» **WHAT TO WORK ON**
Below are the records; pull every line that includes "left".
** begin SUPPLIED INFORMATION **
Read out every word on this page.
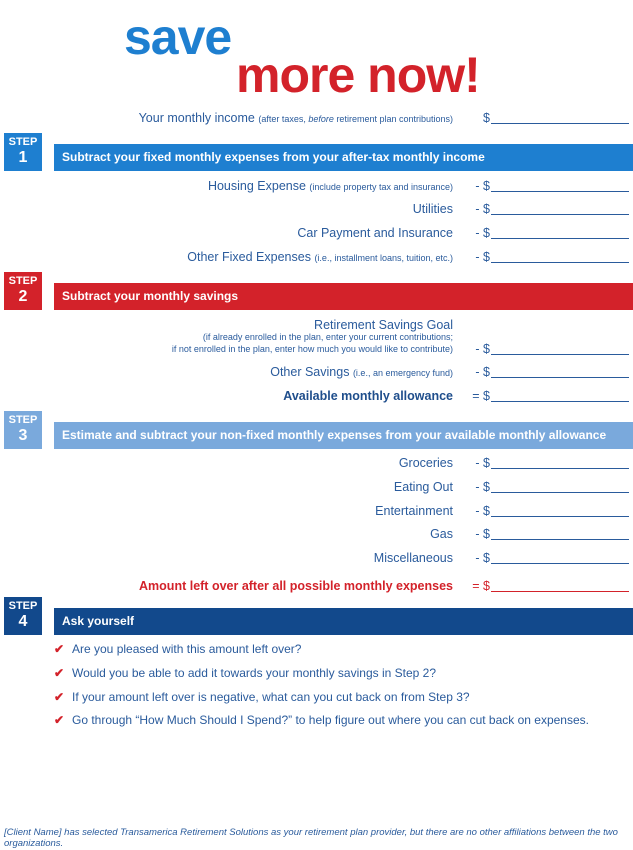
save
more now!
Your monthly income (after taxes, before retirement plan contributions)	$
STEP
1	Subtract your fixed monthly expenses from your after-tax monthly income
Housing Expense (include property tax and insurance)	- $
Utilities	- $
Car Payment and Insurance	- $
Other Fixed Expenses (i.e., installment loans, tuition, etc.)	- $
STEP
2	Subtract your monthly savings
Retirement Savings Goal
(if already enrolled in the plan, enter your current contributions;
if not enrolled in the plan, enter how much you would like to contribute)	- $
Other Savings (i.e., an emergency fund)	- $
Available monthly allowance	= $
STEP
3	Estimate and subtract your non-fixed monthly expenses from your available monthly allowance
Groceries	- $
Eating Out	- $
Entertainment	- $
Gas	- $
Miscellaneous	- $
Amount left over after all possible monthly expenses	= $
STEP
4	Ask yourself
✔ Are you pleased with this amount left over?
✔ Would you be able to add it towards your monthly savings in Step 2?
✔ If your amount left over is negative, what can you cut back on from Step 3?
✔ Go through “How Much Should I Spend?” to help figure out where you can cut back on expenses.
[Client Name] has selected Transamerica Retirement Solutions as your retirement plan provider, but there are no other affiliations between the two organizations.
** end SUPPLIED INFORMATION **
» **RESPONSE TO THE TASK**
Amount left over after all possible monthly expenses	= $
✔ Are you pleased with this amount left over?
✔ If your amount left over is negative, what can you cut back on from Step 3?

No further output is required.